Task to complete:
Every record here should be printed again exactly.

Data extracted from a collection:

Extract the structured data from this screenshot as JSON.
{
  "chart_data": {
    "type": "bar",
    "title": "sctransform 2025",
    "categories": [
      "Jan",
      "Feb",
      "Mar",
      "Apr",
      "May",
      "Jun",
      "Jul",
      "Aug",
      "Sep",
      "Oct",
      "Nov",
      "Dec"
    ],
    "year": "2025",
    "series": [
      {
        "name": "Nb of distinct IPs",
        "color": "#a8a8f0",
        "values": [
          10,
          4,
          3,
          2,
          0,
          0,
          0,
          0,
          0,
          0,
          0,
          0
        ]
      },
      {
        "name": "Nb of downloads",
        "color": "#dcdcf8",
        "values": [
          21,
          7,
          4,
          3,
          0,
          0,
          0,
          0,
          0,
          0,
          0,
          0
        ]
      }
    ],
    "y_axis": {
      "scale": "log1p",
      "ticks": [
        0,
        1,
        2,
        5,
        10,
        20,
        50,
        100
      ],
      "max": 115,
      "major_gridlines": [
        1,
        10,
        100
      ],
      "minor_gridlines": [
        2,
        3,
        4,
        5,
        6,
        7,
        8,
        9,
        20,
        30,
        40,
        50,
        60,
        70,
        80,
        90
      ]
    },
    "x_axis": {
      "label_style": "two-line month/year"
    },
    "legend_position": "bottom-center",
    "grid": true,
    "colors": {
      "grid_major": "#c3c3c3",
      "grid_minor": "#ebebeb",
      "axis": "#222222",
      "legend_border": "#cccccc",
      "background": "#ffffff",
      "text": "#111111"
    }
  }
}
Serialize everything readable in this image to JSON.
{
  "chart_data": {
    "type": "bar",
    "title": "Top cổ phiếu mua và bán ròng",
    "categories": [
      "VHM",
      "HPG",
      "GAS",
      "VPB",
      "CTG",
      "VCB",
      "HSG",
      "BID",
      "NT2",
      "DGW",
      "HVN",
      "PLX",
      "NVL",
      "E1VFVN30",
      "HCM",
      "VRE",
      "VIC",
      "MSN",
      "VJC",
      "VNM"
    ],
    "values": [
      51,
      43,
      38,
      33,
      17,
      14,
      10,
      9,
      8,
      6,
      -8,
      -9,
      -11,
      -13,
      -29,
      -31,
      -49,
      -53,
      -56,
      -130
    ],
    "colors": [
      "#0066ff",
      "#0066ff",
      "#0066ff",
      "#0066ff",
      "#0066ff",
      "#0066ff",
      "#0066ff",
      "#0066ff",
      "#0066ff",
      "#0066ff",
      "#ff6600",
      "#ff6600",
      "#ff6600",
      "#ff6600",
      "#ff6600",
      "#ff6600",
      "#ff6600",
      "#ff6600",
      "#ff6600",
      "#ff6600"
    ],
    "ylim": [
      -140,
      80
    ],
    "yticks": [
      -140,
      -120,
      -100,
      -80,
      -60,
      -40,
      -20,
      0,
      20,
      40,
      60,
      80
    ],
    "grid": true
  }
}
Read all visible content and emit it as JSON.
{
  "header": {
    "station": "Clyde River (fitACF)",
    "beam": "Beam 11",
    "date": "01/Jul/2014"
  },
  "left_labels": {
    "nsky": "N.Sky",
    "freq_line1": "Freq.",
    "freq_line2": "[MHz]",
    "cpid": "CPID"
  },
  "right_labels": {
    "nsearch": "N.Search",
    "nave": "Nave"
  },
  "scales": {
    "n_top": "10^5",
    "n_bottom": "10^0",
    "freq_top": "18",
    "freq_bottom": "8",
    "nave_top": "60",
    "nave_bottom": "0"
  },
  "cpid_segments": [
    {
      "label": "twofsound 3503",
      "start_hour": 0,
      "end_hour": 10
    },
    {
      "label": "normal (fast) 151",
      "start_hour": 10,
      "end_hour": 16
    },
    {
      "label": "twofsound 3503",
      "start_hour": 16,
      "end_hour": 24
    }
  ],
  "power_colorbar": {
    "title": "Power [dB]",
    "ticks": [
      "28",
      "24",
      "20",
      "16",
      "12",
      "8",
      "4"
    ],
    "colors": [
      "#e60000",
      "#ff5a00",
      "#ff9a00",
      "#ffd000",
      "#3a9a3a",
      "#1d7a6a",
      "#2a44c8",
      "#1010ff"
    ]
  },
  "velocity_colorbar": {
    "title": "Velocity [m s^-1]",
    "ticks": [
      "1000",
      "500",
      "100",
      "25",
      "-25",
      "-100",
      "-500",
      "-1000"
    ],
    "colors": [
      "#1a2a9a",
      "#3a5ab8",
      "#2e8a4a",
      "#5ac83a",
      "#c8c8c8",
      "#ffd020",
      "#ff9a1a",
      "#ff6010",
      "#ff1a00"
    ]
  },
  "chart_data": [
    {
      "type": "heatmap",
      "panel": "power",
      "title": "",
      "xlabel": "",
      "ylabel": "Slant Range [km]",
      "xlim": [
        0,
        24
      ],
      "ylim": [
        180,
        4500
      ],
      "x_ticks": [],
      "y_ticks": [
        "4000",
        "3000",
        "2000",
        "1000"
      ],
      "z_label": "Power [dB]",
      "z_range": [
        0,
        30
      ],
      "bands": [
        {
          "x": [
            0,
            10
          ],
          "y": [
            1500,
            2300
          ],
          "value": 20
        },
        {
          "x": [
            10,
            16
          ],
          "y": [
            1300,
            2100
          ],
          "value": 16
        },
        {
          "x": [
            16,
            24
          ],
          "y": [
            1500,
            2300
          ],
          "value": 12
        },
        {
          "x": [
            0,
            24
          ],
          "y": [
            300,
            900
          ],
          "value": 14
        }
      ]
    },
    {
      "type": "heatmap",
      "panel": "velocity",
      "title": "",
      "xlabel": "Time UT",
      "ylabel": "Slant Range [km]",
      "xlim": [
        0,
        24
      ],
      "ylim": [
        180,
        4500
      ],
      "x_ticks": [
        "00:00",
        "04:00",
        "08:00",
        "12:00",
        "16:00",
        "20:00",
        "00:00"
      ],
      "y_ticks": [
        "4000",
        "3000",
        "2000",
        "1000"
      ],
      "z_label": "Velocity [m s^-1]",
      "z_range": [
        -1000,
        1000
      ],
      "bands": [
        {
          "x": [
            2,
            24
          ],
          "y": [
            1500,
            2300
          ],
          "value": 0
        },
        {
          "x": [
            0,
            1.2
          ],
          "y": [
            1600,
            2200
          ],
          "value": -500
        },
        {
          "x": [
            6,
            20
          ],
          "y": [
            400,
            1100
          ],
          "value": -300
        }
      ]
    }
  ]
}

Exercise solution:
Extract the structured data from this screenshot as JSON.
{
  "chart_data": {
    "type": "bar",
    "title": "sctransform 2025",
    "categories": [
      "Jan",
      "Feb",
      "Mar",
      "Apr",
      "May",
      "Jun",
      "Jul",
      "Aug",
      "Sep",
      "Oct",
      "Nov",
      "Dec"
    ],
    "year": "2025",
    "series": [
      {
        "name": "Nb of distinct IPs",
        "color": "#a8a8f0",
        "values": [
          10,
          4,
          3,
          2,
          0,
          0,
          0,
          0,
          0,
          0,
          0,
          0
        ]
      },
      {
        "name": "Nb of downloads",
        "color": "#dcdcf8",
        "values": [
          21,
          7,
          4,
          3,
          0,
          0,
          0,
          0,
          0,
          0,
          0,
          0
        ]
      }
    ],
    "y_axis": {
      "scale": "log1p",
      "ticks": [
        0,
        1,
        2,
        5,
        10,
        20,
        50,
        100
      ],
      "max": 115,
      "major_gridlines": [
        1,
        10,
        100
      ],
      "minor_gridlines": [
        2,
        3,
        4,
        5,
        6,
        7,
        8,
        9,
        20,
        30,
        40,
        50,
        60,
        70,
        80,
        90
      ]
    },
    "x_axis": {
      "label_style": "two-line month/year"
    },
    "legend_position": "bottom-center",
    "grid": true,
    "colors": {
      "grid_major": "#c3c3c3",
      "grid_minor": "#ebebeb",
      "axis": "#222222",
      "legend_border": "#cccccc",
      "background": "#ffffff",
      "text": "#111111"
    }
  }
}
Serialize everything readable in this image to JSON.
{
  "chart_data": {
    "type": "bar",
    "title": "Top cổ phiếu mua và bán ròng",
    "categories": [
      "VHM",
      "HPG",
      "GAS",
      "VPB",
      "CTG",
      "VCB",
      "HSG",
      "BID",
      "NT2",
      "DGW",
      "HVN",
      "PLX",
      "NVL",
      "E1VFVN30",
      "HCM",
      "VRE",
      "VIC",
      "MSN",
      "VJC",
      "VNM"
    ],
    "values": [
      51,
      43,
      38,
      33,
      17,
      14,
      10,
      9,
      8,
      6,
      -8,
      -9,
      -11,
      -13,
      -29,
      -31,
      -49,
      -53,
      -56,
      -130
    ],
    "colors": [
      "#0066ff",
      "#0066ff",
      "#0066ff",
      "#0066ff",
      "#0066ff",
      "#0066ff",
      "#0066ff",
      "#0066ff",
      "#0066ff",
      "#0066ff",
      "#ff6600",
      "#ff6600",
      "#ff6600",
      "#ff6600",
      "#ff6600",
      "#ff6600",
      "#ff6600",
      "#ff6600",
      "#ff6600",
      "#ff6600"
    ],
    "ylim": [
      -140,
      80
    ],
    "yticks": [
      -140,
      -120,
      -100,
      -80,
      -60,
      -40,
      -20,
      0,
      20,
      40,
      60,
      80
    ],
    "grid": true
  }
}
Read all visible content and emit it as JSON.
{
  "header": {
    "station": "Clyde River (fitACF)",
    "beam": "Beam 11",
    "date": "01/Jul/2014"
  },
  "left_labels": {
    "nsky": "N.Sky",
    "freq_line1": "Freq.",
    "freq_line2": "[MHz]",
    "cpid": "CPID"
  },
  "right_labels": {
    "nsearch": "N.Search",
    "nave": "Nave"
  },
  "scales": {
    "n_top": "10^5",
    "n_bottom": "10^0",
    "freq_top": "18",
    "freq_bottom": "8",
    "nave_top": "60",
    "nave_bottom": "0"
  },
  "cpid_segments": [
    {
      "label": "twofsound 3503",
      "start_hour": 0,
      "end_hour": 10
    },
    {
      "label": "normal (fast) 151",
      "start_hour": 10,
      "end_hour": 16
    },
    {
      "label": "twofsound 3503",
      "start_hour": 16,
      "end_hour": 24
    }
  ],
  "power_colorbar": {
    "title": "Power [dB]",
    "ticks": [
      "28",
      "24",
      "20",
      "16",
      "12",
      "8",
      "4"
    ],
    "colors": [
      "#e60000",
      "#ff5a00",
      "#ff9a00",
      "#ffd000",
      "#3a9a3a",
      "#1d7a6a",
      "#2a44c8",
      "#1010ff"
    ]
  },
  "velocity_colorbar": {
    "title": "Velocity [m s^-1]",
    "ticks": [
      "1000",
      "500",
      "100",
      "25",
      "-25",
      "-100",
      "-500",
      "-1000"
    ],
    "colors": [
      "#1a2a9a",
      "#3a5ab8",
      "#2e8a4a",
      "#5ac83a",
      "#c8c8c8",
      "#ffd020",
      "#ff9a1a",
      "#ff6010",
      "#ff1a00"
    ]
  },
  "chart_data": [
    {
      "type": "heatmap",
      "panel": "power",
      "title": "",
      "xlabel": "",
      "ylabel": "Slant Range [km]",
      "xlim": [
        0,
        24
      ],
      "ylim": [
        180,
        4500
      ],
      "x_ticks": [],
      "y_ticks": [
        "4000",
        "3000",
        "2000",
        "1000"
      ],
      "z_label": "Power [dB]",
      "z_range": [
        0,
        30
      ],
      "bands": [
        {
          "x": [
            0,
            10
          ],
          "y": [
            1500,
            2300
          ],
          "value": 20
        },
        {
          "x": [
            10,
            16
          ],
          "y": [
            1300,
            2100
          ],
          "value": 16
        },
        {
          "x": [
            16,
            24
          ],
          "y": [
            1500,
            2300
          ],
          "value": 12
        },
        {
          "x": [
            0,
            24
          ],
          "y": [
            300,
            900
          ],
          "value": 14
        }
      ]
    },
    {
      "type": "heatmap",
      "panel": "velocity",
      "title": "",
      "xlabel": "Time UT",
      "ylabel": "Slant Range [km]",
      "xlim": [
        0,
        24
      ],
      "ylim": [
        180,
        4500
      ],
      "x_ticks": [
        "00:00",
        "04:00",
        "08:00",
        "12:00",
        "16:00",
        "20:00",
        "00:00"
      ],
      "y_ticks": [
        "4000",
        "3000",
        "2000",
        "1000"
      ],
      "z_label": "Velocity [m s^-1]",
      "z_range": [
        -1000,
        1000
      ],
      "bands": [
        {
          "x": [
            2,
            24
          ],
          "y": [
            1500,
            2300
          ],
          "value": 0
        },
        {
          "x": [
            0,
            1.2
          ],
          "y": [
            1600,
            2200
          ],
          "value": -500
        },
        {
          "x": [
            6,
            20
          ],
          "y": [
            400,
            1100
          ],
          "value": -300
        }
      ]
    }
  ]
}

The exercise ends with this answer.